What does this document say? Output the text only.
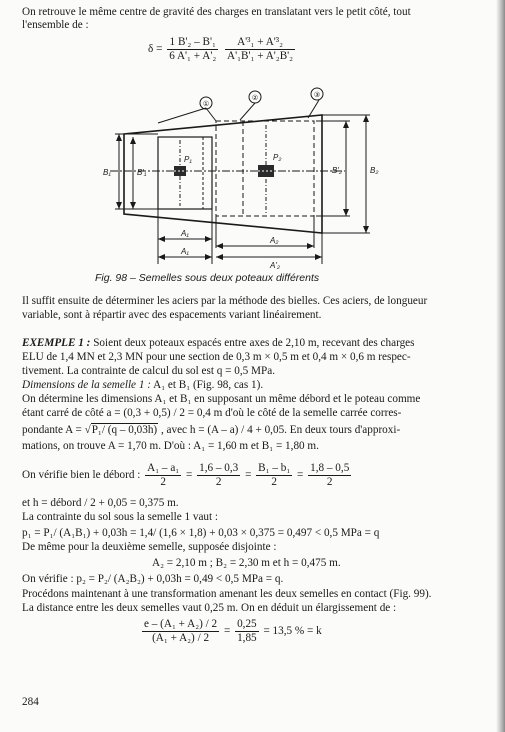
On retrouve le même centre de gravité des charges en translatant vers le petit côté, tout
l'ensemble de :
$\delta = \frac{\text{1 B'₂ – B'₁}}{\text{6 A'₁ + A'₂}}$
$\frac{\text{A'³₁ + A'³₂}}{\text{A'₁B'₁ + A'₂B'₂}}$
①
②	③
B₁	B'₁	B'₂	B₂
P₁	P₂
A₁
A₁
A₂
A'₂
Fig. 98 – Semelles sous deux poteaux différents
Il suffit ensuite de déterminer les aciers par la méthode des bielles. Ces aciers, de longueur
variable, sont à répartir avec des espacements variant linéairement.
EXEMPLE 1 : Soient deux poteaux espacés entre axes de 2,10 m, recevant des charges
ELU de 1,4 MN et 2,3 MN pour une section de 0,3 m × 0,5 m et 0,4 m × 0,6 m respec-
tivement. La contrainte de calcul du sol est q = 0,5 MPa.
Dimensions de la semelle 1 : A₁ et B₁ (Fig. 98, cas 1).
On détermine les dimensions A₁ et B₁ en supposant un même débord et le poteau comme
étant carré de côté a = (0,3 + 0,5) / 2 = 0,4 m d'où le côté de la semelle carrée corres-
pondante A = √P₁/ (q – 0,03h) , avec h = (A – a) / 4 + 0,05. En deux tours d'approxi-
mations, on trouve A = 1,70 m. D'où : A₁ = 1,60 m et B₁ = 1,80 m.
On vérifie bien le débord : $\frac{\text{A₁ – a₁}}{2} = \frac{1,6 - 0,3}{2} = \frac{\text{B₁ – b₁}}{2} = \frac{1,8 - 0,5}{2}$
et h = débord / 2 + 0,05 = 0,375 m.
La contrainte du sol sous la semelle 1 vaut :
p₁ = P₁/ (A₁B₁) + 0,03h = 1,4/ (1,6 × 1,8) + 0,03 × 0,375 = 0,497 < 0,5 MPa = q
De même pour la deuxième semelle, supposée disjointe :
A₂ = 2,10 m ; B₂ = 2,30 m et h = 0,475 m.
On vérifie : p₂ = P₂/ (A₂B₂) + 0,03h = 0,49 < 0,5 MPa = q.
Procédons maintenant à une transformation amenant les deux semelles en contact (Fig. 99).
La distance entre les deux semelles vaut 0,25 m. On en déduit un élargissement de :
$\frac{\text{e – (A₁ + A₂) / 2}}{\text{(A₁ + A₂) / 2}} = \frac{0,25}{1,85} = 13,5$ % = k
284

☆ ☆ ☆ ☆

*GIVEN PROBLEM:*
Report all lines of the data that include the word "débord".

*CORRECT OUTPUT:*
On détermine les dimensions A₁ et B₁ en supposant un même débord et le poteau comme
On vérifie bien le débord : $\frac{\text{A₁ – a₁}}{2} = \frac{1,6 - 0,3}{2} = \frac{\text{B₁ – b₁}}{2} = \frac{1,8 - 0,5}{2}$
et h = débord / 2 + 0,05 = 0,375 m.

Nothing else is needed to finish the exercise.